◆ **WHAT TO DO**:
State the number of lines in the material below that have "clic" in them, without any other text.

++++ SUPPLIED RECORDS ++++

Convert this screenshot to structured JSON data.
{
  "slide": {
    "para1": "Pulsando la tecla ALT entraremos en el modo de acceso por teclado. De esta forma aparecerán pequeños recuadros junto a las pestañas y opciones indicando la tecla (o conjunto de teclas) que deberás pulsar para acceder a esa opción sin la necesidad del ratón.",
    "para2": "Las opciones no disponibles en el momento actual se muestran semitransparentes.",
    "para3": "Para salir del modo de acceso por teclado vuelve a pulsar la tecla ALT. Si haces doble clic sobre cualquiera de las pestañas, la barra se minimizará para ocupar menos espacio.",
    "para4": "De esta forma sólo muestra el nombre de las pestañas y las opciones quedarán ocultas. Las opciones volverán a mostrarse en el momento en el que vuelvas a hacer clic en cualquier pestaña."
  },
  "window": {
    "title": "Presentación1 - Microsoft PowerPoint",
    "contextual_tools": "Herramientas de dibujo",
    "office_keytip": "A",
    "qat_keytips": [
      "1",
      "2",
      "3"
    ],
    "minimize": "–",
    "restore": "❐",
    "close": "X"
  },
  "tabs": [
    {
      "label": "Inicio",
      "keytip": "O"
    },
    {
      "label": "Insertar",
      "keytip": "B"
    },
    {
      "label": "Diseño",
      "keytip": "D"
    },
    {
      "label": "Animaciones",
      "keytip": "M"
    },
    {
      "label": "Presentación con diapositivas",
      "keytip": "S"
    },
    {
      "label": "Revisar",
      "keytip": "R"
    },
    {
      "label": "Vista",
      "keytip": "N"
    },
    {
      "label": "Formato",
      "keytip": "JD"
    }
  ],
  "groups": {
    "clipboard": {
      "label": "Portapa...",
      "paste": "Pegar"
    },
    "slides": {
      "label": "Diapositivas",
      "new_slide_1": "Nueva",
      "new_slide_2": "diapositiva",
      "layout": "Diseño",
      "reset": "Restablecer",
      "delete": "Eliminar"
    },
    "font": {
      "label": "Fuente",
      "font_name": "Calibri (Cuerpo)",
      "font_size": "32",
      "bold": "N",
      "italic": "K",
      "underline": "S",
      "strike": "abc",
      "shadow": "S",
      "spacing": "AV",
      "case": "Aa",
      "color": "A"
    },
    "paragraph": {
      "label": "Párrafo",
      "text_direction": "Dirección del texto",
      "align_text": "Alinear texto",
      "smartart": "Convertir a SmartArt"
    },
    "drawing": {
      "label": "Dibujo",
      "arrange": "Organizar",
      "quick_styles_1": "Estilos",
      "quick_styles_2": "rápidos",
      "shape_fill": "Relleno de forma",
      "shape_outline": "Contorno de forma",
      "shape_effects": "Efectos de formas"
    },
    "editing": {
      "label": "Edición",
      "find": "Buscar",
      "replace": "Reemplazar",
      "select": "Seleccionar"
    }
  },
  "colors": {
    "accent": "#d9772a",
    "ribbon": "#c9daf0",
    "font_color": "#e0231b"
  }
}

++++

◆ **RESPONSE**:
2